### INPUT ROWS

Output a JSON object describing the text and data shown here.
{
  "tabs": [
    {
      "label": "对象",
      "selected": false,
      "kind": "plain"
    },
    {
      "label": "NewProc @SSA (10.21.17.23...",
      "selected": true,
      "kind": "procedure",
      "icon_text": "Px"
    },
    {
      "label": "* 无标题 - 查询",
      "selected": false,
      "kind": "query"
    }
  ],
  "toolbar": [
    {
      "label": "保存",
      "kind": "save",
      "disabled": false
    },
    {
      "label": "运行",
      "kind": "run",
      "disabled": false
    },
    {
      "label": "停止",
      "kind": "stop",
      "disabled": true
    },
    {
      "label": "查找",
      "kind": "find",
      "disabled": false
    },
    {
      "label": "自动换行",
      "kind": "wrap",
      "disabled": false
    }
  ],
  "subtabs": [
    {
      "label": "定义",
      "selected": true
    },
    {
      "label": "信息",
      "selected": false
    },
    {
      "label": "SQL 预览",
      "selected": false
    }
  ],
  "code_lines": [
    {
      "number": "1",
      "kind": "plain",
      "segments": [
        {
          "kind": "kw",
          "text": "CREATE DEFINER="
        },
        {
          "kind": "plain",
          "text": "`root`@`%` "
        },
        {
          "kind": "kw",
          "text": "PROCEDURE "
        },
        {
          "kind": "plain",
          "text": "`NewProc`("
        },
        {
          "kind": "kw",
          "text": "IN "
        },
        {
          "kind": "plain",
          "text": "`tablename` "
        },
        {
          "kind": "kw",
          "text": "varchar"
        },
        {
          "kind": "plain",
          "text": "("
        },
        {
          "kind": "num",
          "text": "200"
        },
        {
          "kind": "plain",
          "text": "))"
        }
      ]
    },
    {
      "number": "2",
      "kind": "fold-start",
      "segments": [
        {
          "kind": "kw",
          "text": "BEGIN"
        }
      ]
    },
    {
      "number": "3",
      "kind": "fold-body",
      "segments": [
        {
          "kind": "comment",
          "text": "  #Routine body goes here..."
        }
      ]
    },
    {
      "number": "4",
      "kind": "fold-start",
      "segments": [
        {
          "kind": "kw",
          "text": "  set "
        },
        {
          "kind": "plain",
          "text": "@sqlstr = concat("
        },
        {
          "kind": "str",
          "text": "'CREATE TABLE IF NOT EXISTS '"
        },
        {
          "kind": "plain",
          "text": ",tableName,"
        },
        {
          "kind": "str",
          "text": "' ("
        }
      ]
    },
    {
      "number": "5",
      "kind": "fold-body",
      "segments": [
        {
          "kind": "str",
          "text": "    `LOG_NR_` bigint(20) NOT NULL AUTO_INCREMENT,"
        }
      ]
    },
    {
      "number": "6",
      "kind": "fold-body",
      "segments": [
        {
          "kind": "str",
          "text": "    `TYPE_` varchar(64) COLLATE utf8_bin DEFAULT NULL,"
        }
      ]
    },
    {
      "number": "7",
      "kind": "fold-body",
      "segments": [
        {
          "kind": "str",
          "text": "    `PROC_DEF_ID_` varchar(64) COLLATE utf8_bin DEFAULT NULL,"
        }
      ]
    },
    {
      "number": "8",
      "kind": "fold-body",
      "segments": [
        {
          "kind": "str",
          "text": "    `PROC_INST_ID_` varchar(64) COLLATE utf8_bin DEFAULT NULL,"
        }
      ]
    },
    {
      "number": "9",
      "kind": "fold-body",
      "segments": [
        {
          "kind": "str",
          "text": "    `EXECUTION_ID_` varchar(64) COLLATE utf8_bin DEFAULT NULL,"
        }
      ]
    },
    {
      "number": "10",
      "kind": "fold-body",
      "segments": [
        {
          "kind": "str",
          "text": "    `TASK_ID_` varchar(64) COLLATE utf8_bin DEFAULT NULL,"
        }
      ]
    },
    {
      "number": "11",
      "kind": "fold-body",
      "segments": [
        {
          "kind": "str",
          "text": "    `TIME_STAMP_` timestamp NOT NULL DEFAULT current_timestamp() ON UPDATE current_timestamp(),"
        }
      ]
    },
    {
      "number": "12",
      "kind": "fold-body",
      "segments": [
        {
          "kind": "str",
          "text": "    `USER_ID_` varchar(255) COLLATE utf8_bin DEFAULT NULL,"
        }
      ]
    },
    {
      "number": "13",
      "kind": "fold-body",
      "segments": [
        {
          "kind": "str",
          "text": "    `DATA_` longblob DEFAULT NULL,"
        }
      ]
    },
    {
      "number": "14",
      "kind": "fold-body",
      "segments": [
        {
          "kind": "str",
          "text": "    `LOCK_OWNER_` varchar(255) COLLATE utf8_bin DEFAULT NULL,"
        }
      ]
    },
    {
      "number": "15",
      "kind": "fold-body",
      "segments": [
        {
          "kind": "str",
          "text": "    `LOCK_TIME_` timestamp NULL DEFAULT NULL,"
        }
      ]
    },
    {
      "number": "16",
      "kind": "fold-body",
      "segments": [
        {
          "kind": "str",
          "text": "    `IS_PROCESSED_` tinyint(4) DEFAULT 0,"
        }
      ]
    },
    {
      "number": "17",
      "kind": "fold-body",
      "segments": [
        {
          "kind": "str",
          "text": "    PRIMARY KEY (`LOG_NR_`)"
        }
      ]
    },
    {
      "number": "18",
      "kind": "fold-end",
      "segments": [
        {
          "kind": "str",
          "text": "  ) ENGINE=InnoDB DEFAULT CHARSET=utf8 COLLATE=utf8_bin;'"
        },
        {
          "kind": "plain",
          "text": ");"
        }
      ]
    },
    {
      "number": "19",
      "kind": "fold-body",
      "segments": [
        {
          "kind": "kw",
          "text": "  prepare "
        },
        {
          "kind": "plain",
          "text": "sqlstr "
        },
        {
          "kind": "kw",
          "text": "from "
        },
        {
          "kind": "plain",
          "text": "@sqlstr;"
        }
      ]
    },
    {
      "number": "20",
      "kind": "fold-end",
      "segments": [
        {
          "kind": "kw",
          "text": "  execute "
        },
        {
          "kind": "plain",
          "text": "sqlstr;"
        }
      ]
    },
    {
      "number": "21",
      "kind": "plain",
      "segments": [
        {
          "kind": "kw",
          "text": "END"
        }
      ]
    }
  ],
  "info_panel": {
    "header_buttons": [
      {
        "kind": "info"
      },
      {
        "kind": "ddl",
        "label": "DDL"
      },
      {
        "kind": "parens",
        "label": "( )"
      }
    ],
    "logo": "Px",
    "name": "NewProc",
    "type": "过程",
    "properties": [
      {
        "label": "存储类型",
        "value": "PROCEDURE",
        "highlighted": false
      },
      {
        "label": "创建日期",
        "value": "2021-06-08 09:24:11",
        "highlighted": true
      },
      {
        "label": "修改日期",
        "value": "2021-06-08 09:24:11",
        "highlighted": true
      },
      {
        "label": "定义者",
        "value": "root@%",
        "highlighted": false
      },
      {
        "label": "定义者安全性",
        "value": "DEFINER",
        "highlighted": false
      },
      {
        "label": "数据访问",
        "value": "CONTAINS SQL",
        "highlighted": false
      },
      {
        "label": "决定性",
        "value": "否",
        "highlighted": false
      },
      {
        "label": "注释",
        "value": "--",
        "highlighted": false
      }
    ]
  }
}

### GOAL
Your task is to give the records above again, exactly.

### OUTPUT OF THE TASK
Output a JSON object describing the text and data shown here.
{
  "tabs": [
    {
      "label": "对象",
      "selected": false,
      "kind": "plain"
    },
    {
      "label": "NewProc @SSA (10.21.17.23...",
      "selected": true,
      "kind": "procedure",
      "icon_text": "Px"
    },
    {
      "label": "* 无标题 - 查询",
      "selected": false,
      "kind": "query"
    }
  ],
  "toolbar": [
    {
      "label": "保存",
      "kind": "save",
      "disabled": false
    },
    {
      "label": "运行",
      "kind": "run",
      "disabled": false
    },
    {
      "label": "停止",
      "kind": "stop",
      "disabled": true
    },
    {
      "label": "查找",
      "kind": "find",
      "disabled": false
    },
    {
      "label": "自动换行",
      "kind": "wrap",
      "disabled": false
    }
  ],
  "subtabs": [
    {
      "label": "定义",
      "selected": true
    },
    {
      "label": "信息",
      "selected": false
    },
    {
      "label": "SQL 预览",
      "selected": false
    }
  ],
  "code_lines": [
    {
      "number": "1",
      "kind": "plain",
      "segments": [
        {
          "kind": "kw",
          "text": "CREATE DEFINER="
        },
        {
          "kind": "plain",
          "text": "`root`@`%` "
        },
        {
          "kind": "kw",
          "text": "PROCEDURE "
        },
        {
          "kind": "plain",
          "text": "`NewProc`("
        },
        {
          "kind": "kw",
          "text": "IN "
        },
        {
          "kind": "plain",
          "text": "`tablename` "
        },
        {
          "kind": "kw",
          "text": "varchar"
        },
        {
          "kind": "plain",
          "text": "("
        },
        {
          "kind": "num",
          "text": "200"
        },
        {
          "kind": "plain",
          "text": "))"
        }
      ]
    },
    {
      "number": "2",
      "kind": "fold-start",
      "segments": [
        {
          "kind": "kw",
          "text": "BEGIN"
        }
      ]
    },
    {
      "number": "3",
      "kind": "fold-body",
      "segments": [
        {
          "kind": "comment",
          "text": "  #Routine body goes here..."
        }
      ]
    },
    {
      "number": "4",
      "kind": "fold-start",
      "segments": [
        {
          "kind": "kw",
          "text": "  set "
        },
        {
          "kind": "plain",
          "text": "@sqlstr = concat("
        },
        {
          "kind": "str",
          "text": "'CREATE TABLE IF NOT EXISTS '"
        },
        {
          "kind": "plain",
          "text": ",tableName,"
        },
        {
          "kind": "str",
          "text": "' ("
        }
      ]
    },
    {
      "number": "5",
      "kind": "fold-body",
      "segments": [
        {
          "kind": "str",
          "text": "    `LOG_NR_` bigint(20) NOT NULL AUTO_INCREMENT,"
        }
      ]
    },
    {
      "number": "6",
      "kind": "fold-body",
      "segments": [
        {
          "kind": "str",
          "text": "    `TYPE_` varchar(64) COLLATE utf8_bin DEFAULT NULL,"
        }
      ]
    },
    {
      "number": "7",
      "kind": "fold-body",
      "segments": [
        {
          "kind": "str",
          "text": "    `PROC_DEF_ID_` varchar(64) COLLATE utf8_bin DEFAULT NULL,"
        }
      ]
    },
    {
      "number": "8",
      "kind": "fold-body",
      "segments": [
        {
          "kind": "str",
          "text": "    `PROC_INST_ID_` varchar(64) COLLATE utf8_bin DEFAULT NULL,"
        }
      ]
    },
    {
      "number": "9",
      "kind": "fold-body",
      "segments": [
        {
          "kind": "str",
          "text": "    `EXECUTION_ID_` varchar(64) COLLATE utf8_bin DEFAULT NULL,"
        }
      ]
    },
    {
      "number": "10",
      "kind": "fold-body",
      "segments": [
        {
          "kind": "str",
          "text": "    `TASK_ID_` varchar(64) COLLATE utf8_bin DEFAULT NULL,"
        }
      ]
    },
    {
      "number": "11",
      "kind": "fold-body",
      "segments": [
        {
          "kind": "str",
          "text": "    `TIME_STAMP_` timestamp NOT NULL DEFAULT current_timestamp() ON UPDATE current_timestamp(),"
        }
      ]
    },
    {
      "number": "12",
      "kind": "fold-body",
      "segments": [
        {
          "kind": "str",
          "text": "    `USER_ID_` varchar(255) COLLATE utf8_bin DEFAULT NULL,"
        }
      ]
    },
    {
      "number": "13",
      "kind": "fold-body",
      "segments": [
        {
          "kind": "str",
          "text": "    `DATA_` longblob DEFAULT NULL,"
        }
      ]
    },
    {
      "number": "14",
      "kind": "fold-body",
      "segments": [
        {
          "kind": "str",
          "text": "    `LOCK_OWNER_` varchar(255) COLLATE utf8_bin DEFAULT NULL,"
        }
      ]
    },
    {
      "number": "15",
      "kind": "fold-body",
      "segments": [
        {
          "kind": "str",
          "text": "    `LOCK_TIME_` timestamp NULL DEFAULT NULL,"
        }
      ]
    },
    {
      "number": "16",
      "kind": "fold-body",
      "segments": [
        {
          "kind": "str",
          "text": "    `IS_PROCESSED_` tinyint(4) DEFAULT 0,"
        }
      ]
    },
    {
      "number": "17",
      "kind": "fold-body",
      "segments": [
        {
          "kind": "str",
          "text": "    PRIMARY KEY (`LOG_NR_`)"
        }
      ]
    },
    {
      "number": "18",
      "kind": "fold-end",
      "segments": [
        {
          "kind": "str",
          "text": "  ) ENGINE=InnoDB DEFAULT CHARSET=utf8 COLLATE=utf8_bin;'"
        },
        {
          "kind": "plain",
          "text": ");"
        }
      ]
    },
    {
      "number": "19",
      "kind": "fold-body",
      "segments": [
        {
          "kind": "kw",
          "text": "  prepare "
        },
        {
          "kind": "plain",
          "text": "sqlstr "
        },
        {
          "kind": "kw",
          "text": "from "
        },
        {
          "kind": "plain",
          "text": "@sqlstr;"
        }
      ]
    },
    {
      "number": "20",
      "kind": "fold-end",
      "segments": [
        {
          "kind": "kw",
          "text": "  execute "
        },
        {
          "kind": "plain",
          "text": "sqlstr;"
        }
      ]
    },
    {
      "number": "21",
      "kind": "plain",
      "segments": [
        {
          "kind": "kw",
          "text": "END"
        }
      ]
    }
  ],
  "info_panel": {
    "header_buttons": [
      {
        "kind": "info"
      },
      {
        "kind": "ddl",
        "label": "DDL"
      },
      {
        "kind": "parens",
        "label": "( )"
      }
    ],
    "logo": "Px",
    "name": "NewProc",
    "type": "过程",
    "properties": [
      {
        "label": "存储类型",
        "value": "PROCEDURE",
        "highlighted": false
      },
      {
        "label": "创建日期",
        "value": "2021-06-08 09:24:11",
        "highlighted": true
      },
      {
        "label": "修改日期",
        "value": "2021-06-08 09:24:11",
        "highlighted": true
      },
      {
        "label": "定义者",
        "value": "root@%",
        "highlighted": false
      },
      {
        "label": "定义者安全性",
        "value": "DEFINER",
        "highlighted": false
      },
      {
        "label": "数据访问",
        "value": "CONTAINS SQL",
        "highlighted": false
      },
      {
        "label": "决定性",
        "value": "否",
        "highlighted": false
      },
      {
        "label": "注释",
        "value": "--",
        "highlighted": false
      }
    ]
  }
}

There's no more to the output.